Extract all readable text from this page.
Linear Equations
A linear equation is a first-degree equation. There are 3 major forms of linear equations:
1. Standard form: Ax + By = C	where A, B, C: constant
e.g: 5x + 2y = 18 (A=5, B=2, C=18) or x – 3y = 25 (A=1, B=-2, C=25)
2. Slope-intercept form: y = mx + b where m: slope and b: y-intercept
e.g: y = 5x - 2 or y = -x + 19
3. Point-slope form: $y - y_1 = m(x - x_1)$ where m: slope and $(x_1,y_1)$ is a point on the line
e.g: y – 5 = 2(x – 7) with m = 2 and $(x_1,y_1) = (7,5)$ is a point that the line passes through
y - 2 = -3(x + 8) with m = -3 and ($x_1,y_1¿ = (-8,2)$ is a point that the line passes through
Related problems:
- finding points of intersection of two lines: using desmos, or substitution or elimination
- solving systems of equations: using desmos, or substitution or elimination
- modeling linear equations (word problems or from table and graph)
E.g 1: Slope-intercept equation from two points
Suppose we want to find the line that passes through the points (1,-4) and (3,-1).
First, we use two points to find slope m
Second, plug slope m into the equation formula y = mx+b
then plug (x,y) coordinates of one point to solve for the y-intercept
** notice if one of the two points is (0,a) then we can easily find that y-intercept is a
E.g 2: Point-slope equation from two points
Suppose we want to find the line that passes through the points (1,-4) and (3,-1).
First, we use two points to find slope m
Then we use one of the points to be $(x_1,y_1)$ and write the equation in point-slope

▶ [Exercise description] Pull every line containing "with" from the data.

▶ [Written solution]
e.g: y – 5 = 2(x – 7) with m = 2 and $(x_1,y_1) = (7,5)$ is a point that the line passes through
y - 2 = -3(x + 8) with m = -3 and ($x_1,y_1¿ = (-8,2)$ is a point that the line passes through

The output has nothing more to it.